▶ _Task details_: Extract the lines of the source records from the line containing "users-icon — [116, 40, 128, 48]" through the line containing "historical-founder-link[interactable]: Кошкаров Сергей", inclusive, and repeat them without any change.

▶ _Source records_:
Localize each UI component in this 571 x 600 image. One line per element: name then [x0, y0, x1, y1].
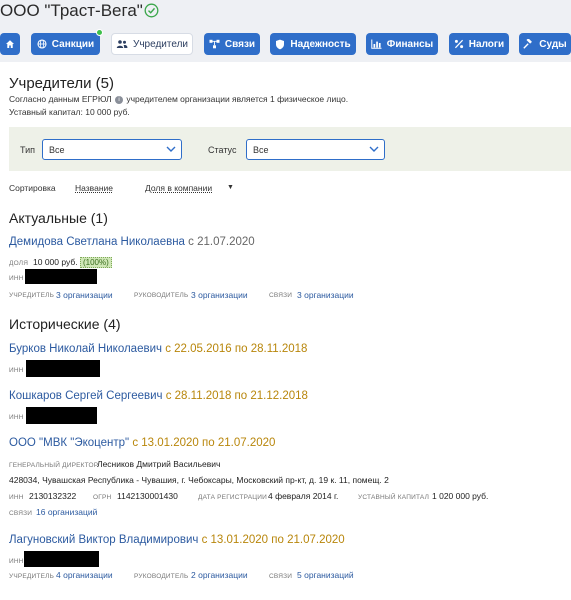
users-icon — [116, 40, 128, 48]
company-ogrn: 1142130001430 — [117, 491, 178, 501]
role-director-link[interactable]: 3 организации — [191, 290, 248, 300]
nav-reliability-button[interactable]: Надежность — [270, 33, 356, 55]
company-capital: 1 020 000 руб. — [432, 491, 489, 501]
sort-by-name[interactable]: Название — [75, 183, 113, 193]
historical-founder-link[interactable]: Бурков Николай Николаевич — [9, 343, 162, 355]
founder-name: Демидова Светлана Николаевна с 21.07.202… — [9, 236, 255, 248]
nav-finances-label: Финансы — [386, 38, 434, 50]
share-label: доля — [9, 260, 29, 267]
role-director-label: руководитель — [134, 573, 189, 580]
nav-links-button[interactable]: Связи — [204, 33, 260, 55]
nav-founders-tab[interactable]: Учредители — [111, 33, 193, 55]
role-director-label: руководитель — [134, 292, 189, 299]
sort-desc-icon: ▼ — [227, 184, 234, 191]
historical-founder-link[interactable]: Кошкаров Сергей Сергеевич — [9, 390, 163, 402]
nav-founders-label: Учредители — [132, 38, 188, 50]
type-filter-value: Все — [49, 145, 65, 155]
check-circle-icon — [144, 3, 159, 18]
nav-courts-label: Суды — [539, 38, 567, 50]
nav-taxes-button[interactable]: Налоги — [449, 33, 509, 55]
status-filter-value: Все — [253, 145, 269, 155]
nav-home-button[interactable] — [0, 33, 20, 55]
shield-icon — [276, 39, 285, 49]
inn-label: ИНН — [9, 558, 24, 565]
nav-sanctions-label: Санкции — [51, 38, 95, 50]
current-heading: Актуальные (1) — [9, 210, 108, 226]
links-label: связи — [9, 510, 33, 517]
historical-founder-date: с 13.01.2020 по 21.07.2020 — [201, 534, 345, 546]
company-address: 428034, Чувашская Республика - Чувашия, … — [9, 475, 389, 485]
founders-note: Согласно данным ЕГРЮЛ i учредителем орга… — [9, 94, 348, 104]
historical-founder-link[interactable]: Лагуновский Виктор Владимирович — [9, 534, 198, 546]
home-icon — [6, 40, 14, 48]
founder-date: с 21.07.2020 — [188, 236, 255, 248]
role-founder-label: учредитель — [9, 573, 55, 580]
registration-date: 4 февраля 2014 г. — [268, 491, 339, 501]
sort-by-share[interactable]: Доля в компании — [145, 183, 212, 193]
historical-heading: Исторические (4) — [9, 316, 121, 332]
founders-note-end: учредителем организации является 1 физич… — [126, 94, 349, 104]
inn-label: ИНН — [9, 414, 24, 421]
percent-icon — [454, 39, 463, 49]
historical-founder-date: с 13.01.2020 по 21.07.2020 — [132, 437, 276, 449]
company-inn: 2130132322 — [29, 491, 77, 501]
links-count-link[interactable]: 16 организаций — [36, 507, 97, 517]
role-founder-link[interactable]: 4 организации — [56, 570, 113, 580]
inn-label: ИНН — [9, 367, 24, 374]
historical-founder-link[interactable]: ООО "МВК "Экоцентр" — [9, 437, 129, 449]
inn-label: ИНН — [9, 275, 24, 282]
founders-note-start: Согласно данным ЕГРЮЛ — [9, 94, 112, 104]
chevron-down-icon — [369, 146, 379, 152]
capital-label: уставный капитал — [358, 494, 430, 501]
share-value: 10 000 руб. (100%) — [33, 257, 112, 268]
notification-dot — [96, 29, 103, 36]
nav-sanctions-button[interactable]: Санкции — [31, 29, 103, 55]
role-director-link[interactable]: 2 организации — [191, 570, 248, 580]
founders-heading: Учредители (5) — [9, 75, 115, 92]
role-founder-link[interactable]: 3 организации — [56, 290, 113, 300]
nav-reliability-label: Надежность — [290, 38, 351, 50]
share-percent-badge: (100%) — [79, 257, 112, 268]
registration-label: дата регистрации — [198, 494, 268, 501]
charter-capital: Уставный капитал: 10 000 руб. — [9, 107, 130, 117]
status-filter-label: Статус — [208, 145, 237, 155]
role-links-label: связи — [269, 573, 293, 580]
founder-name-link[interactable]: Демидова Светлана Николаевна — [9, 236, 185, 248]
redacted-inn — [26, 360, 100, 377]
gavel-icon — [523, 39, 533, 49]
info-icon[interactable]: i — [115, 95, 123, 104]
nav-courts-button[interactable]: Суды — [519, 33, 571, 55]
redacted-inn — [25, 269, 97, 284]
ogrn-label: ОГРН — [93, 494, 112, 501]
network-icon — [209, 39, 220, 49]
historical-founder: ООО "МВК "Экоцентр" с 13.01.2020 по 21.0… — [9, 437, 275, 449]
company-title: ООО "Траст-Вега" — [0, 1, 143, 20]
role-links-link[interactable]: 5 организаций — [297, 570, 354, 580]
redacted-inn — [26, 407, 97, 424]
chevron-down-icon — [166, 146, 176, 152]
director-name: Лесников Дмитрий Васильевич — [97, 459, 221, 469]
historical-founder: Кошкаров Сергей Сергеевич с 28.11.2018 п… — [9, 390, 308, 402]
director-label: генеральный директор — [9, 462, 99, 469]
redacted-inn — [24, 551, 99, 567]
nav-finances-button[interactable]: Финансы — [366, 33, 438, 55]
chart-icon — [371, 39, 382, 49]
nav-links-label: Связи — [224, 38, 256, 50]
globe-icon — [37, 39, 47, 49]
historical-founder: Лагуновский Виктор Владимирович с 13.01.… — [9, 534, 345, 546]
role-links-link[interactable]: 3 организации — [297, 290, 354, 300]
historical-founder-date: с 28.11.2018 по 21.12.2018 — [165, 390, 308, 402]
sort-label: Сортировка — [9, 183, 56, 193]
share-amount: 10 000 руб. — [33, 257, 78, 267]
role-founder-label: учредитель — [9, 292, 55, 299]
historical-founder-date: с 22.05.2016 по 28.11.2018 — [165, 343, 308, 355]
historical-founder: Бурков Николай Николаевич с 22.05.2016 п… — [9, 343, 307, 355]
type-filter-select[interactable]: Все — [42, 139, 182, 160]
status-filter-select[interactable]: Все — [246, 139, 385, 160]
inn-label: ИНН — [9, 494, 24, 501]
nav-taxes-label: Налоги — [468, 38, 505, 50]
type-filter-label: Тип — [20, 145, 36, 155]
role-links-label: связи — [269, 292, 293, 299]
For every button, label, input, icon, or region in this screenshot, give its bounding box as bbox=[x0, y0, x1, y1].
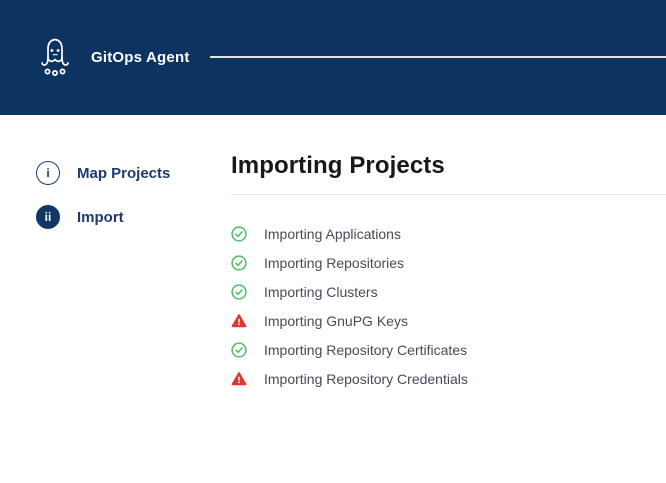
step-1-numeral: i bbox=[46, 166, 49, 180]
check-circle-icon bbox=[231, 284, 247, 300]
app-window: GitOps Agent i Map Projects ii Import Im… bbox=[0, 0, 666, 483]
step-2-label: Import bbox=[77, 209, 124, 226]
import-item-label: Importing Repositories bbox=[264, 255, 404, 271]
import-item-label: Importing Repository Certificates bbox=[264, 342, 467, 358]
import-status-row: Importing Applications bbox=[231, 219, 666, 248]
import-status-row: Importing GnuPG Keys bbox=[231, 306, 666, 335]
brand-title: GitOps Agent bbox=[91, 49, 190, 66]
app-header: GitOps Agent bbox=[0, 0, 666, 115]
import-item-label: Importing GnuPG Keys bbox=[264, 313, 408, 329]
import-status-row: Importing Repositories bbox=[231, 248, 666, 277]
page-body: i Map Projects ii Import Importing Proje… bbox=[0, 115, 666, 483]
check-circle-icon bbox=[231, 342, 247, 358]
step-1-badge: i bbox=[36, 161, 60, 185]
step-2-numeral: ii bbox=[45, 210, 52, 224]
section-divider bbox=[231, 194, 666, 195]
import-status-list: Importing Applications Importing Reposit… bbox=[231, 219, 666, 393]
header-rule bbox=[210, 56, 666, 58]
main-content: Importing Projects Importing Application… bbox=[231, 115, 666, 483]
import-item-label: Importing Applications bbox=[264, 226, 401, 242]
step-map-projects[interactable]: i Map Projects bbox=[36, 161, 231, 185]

▶ _Completed exercise_:
users-icon — [116, 40, 128, 48]
company-ogrn: 1142130001430 — [117, 491, 178, 501]
role-director-link[interactable]: 3 организации — [191, 290, 248, 300]
nav-reliability-button[interactable]: Надежность — [270, 33, 356, 55]
company-capital: 1 020 000 руб. — [432, 491, 489, 501]
sort-by-name[interactable]: Название — [75, 183, 113, 193]
historical-founder-link[interactable]: Бурков Николай Николаевич — [9, 343, 162, 355]
founder-name: Демидова Светлана Николаевна с 21.07.202… — [9, 236, 255, 248]
nav-finances-label: Финансы — [386, 38, 434, 50]
share-label: доля — [9, 260, 29, 267]
role-director-label: руководитель — [134, 573, 189, 580]
nav-links-button[interactable]: Связи — [204, 33, 260, 55]
nav-founders-tab[interactable]: Учредители — [111, 33, 193, 55]
role-director-label: руководитель — [134, 292, 189, 299]
sort-desc-icon: ▼ — [227, 184, 234, 191]
historical-founder-link[interactable]: Кошкаров Сергей Сергеевич — [9, 390, 163, 402]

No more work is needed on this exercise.